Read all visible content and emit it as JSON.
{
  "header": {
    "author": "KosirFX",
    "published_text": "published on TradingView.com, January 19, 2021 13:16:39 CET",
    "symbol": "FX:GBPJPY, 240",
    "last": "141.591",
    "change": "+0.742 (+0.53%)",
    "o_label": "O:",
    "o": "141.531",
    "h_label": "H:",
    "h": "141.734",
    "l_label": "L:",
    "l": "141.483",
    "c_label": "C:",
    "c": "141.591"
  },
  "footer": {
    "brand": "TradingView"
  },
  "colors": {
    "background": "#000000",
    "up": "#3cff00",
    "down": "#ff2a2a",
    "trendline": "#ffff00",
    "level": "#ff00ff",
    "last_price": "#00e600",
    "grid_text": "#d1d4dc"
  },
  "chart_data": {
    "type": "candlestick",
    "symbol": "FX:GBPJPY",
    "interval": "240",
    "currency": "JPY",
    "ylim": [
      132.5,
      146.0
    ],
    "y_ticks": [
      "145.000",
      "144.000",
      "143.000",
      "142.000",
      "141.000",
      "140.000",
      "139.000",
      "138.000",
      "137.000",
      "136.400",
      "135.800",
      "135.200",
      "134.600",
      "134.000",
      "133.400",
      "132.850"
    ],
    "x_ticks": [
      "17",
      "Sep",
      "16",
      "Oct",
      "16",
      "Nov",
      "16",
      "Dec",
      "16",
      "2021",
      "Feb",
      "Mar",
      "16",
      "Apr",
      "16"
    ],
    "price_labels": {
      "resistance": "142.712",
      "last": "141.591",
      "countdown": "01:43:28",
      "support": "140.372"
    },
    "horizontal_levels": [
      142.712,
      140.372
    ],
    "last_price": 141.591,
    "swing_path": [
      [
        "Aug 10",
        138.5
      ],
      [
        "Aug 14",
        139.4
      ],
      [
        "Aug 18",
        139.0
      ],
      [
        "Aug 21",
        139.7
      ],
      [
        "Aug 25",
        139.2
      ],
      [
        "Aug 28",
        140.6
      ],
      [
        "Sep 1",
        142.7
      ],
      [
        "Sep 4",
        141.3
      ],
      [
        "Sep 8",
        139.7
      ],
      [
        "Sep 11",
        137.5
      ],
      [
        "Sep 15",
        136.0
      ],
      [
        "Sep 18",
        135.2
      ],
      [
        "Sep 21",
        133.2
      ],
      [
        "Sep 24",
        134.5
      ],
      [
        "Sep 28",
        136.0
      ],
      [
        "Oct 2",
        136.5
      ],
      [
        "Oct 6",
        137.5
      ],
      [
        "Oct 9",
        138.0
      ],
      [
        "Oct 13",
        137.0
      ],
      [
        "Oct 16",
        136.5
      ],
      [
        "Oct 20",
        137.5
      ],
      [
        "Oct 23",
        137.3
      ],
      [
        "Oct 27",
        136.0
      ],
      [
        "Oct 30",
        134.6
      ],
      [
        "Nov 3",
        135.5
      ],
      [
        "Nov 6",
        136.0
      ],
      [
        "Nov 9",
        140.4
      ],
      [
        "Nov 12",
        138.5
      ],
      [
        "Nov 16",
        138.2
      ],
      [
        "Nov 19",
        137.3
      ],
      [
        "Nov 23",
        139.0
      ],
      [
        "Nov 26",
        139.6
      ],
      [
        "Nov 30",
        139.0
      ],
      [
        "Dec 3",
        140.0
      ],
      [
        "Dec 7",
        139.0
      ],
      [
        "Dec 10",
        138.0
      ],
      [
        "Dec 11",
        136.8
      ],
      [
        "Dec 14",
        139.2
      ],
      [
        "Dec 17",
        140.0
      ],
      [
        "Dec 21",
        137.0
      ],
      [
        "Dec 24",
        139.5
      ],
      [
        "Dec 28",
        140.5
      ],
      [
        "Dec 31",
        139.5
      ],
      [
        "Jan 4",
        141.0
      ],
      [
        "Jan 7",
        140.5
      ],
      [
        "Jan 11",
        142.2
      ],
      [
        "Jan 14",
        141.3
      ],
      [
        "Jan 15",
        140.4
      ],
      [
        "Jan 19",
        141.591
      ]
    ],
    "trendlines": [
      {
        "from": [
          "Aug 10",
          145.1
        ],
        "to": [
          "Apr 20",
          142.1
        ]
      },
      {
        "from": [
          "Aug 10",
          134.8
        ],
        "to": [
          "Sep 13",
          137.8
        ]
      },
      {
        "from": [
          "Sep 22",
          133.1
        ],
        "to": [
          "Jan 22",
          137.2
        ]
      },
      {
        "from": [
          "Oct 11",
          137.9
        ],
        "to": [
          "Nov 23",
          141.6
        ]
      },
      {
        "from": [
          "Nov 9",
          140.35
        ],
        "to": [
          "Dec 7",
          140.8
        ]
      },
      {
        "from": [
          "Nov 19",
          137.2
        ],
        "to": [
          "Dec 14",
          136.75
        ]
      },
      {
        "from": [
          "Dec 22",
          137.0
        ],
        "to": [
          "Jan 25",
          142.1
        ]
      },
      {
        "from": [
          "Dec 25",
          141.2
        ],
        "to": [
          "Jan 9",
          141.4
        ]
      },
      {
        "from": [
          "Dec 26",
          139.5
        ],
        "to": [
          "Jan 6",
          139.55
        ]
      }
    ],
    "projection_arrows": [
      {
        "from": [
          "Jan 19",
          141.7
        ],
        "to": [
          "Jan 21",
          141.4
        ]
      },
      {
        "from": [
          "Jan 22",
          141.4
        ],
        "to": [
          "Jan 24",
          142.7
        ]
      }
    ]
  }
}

+ + + +

= WHAT THE TASK ASKS =
From the records above, please extract every line and repeat it exactly.

= SOLUTION FOR THIS PROBLEM =
Read all visible content and emit it as JSON.
{
  "header": {
    "author": "KosirFX",
    "published_text": "published on TradingView.com, January 19, 2021 13:16:39 CET",
    "symbol": "FX:GBPJPY, 240",
    "last": "141.591",
    "change": "+0.742 (+0.53%)",
    "o_label": "O:",
    "o": "141.531",
    "h_label": "H:",
    "h": "141.734",
    "l_label": "L:",
    "l": "141.483",
    "c_label": "C:",
    "c": "141.591"
  },
  "footer": {
    "brand": "TradingView"
  },
  "colors": {
    "background": "#000000",
    "up": "#3cff00",
    "down": "#ff2a2a",
    "trendline": "#ffff00",
    "level": "#ff00ff",
    "last_price": "#00e600",
    "grid_text": "#d1d4dc"
  },
  "chart_data": {
    "type": "candlestick",
    "symbol": "FX:GBPJPY",
    "interval": "240",
    "currency": "JPY",
    "ylim": [
      132.5,
      146.0
    ],
    "y_ticks": [
      "145.000",
      "144.000",
      "143.000",
      "142.000",
      "141.000",
      "140.000",
      "139.000",
      "138.000",
      "137.000",
      "136.400",
      "135.800",
      "135.200",
      "134.600",
      "134.000",
      "133.400",
      "132.850"
    ],
    "x_ticks": [
      "17",
      "Sep",
      "16",
      "Oct",
      "16",
      "Nov",
      "16",
      "Dec",
      "16",
      "2021",
      "Feb",
      "Mar",
      "16",
      "Apr",
      "16"
    ],
    "price_labels": {
      "resistance": "142.712",
      "last": "141.591",
      "countdown": "01:43:28",
      "support": "140.372"
    },
    "horizontal_levels": [
      142.712,
      140.372
    ],
    "last_price": 141.591,
    "swing_path": [
      [
        "Aug 10",
        138.5
      ],
      [
        "Aug 14",
        139.4
      ],
      [
        "Aug 18",
        139.0
      ],
      [
        "Aug 21",
        139.7
      ],
      [
        "Aug 25",
        139.2
      ],
      [
        "Aug 28",
        140.6
      ],
      [
        "Sep 1",
        142.7
      ],
      [
        "Sep 4",
        141.3
      ],
      [
        "Sep 8",
        139.7
      ],
      [
        "Sep 11",
        137.5
      ],
      [
        "Sep 15",
        136.0
      ],
      [
        "Sep 18",
        135.2
      ],
      [
        "Sep 21",
        133.2
      ],
      [
        "Sep 24",
        134.5
      ],
      [
        "Sep 28",
        136.0
      ],
      [
        "Oct 2",
        136.5
      ],
      [
        "Oct 6",
        137.5
      ],
      [
        "Oct 9",
        138.0
      ],
      [
        "Oct 13",
        137.0
      ],
      [
        "Oct 16",
        136.5
      ],
      [
        "Oct 20",
        137.5
      ],
      [
        "Oct 23",
        137.3
      ],
      [
        "Oct 27",
        136.0
      ],
      [
        "Oct 30",
        134.6
      ],
      [
        "Nov 3",
        135.5
      ],
      [
        "Nov 6",
        136.0
      ],
      [
        "Nov 9",
        140.4
      ],
      [
        "Nov 12",
        138.5
      ],
      [
        "Nov 16",
        138.2
      ],
      [
        "Nov 19",
        137.3
      ],
      [
        "Nov 23",
        139.0
      ],
      [
        "Nov 26",
        139.6
      ],
      [
        "Nov 30",
        139.0
      ],
      [
        "Dec 3",
        140.0
      ],
      [
        "Dec 7",
        139.0
      ],
      [
        "Dec 10",
        138.0
      ],
      [
        "Dec 11",
        136.8
      ],
      [
        "Dec 14",
        139.2
      ],
      [
        "Dec 17",
        140.0
      ],
      [
        "Dec 21",
        137.0
      ],
      [
        "Dec 24",
        139.5
      ],
      [
        "Dec 28",
        140.5
      ],
      [
        "Dec 31",
        139.5
      ],
      [
        "Jan 4",
        141.0
      ],
      [
        "Jan 7",
        140.5
      ],
      [
        "Jan 11",
        142.2
      ],
      [
        "Jan 14",
        141.3
      ],
      [
        "Jan 15",
        140.4
      ],
      [
        "Jan 19",
        141.591
      ]
    ],
    "trendlines": [
      {
        "from": [
          "Aug 10",
          145.1
        ],
        "to": [
          "Apr 20",
          142.1
        ]
      },
      {
        "from": [
          "Aug 10",
          134.8
        ],
        "to": [
          "Sep 13",
          137.8
        ]
      },
      {
        "from": [
          "Sep 22",
          133.1
        ],
        "to": [
          "Jan 22",
          137.2
        ]
      },
      {
        "from": [
          "Oct 11",
          137.9
        ],
        "to": [
          "Nov 23",
          141.6
        ]
      },
      {
        "from": [
          "Nov 9",
          140.35
        ],
        "to": [
          "Dec 7",
          140.8
        ]
      },
      {
        "from": [
          "Nov 19",
          137.2
        ],
        "to": [
          "Dec 14",
          136.75
        ]
      },
      {
        "from": [
          "Dec 22",
          137.0
        ],
        "to": [
          "Jan 25",
          142.1
        ]
      },
      {
        "from": [
          "Dec 25",
          141.2
        ],
        "to": [
          "Jan 9",
          141.4
        ]
      },
      {
        "from": [
          "Dec 26",
          139.5
        ],
        "to": [
          "Jan 6",
          139.55
        ]
      }
    ],
    "projection_arrows": [
      {
        "from": [
          "Jan 19",
          141.7
        ],
        "to": [
          "Jan 21",
          141.4
        ]
      },
      {
        "from": [
          "Jan 22",
          141.4
        ],
        "to": [
          "Jan 24",
          142.7
        ]
      }
    ]
  }
}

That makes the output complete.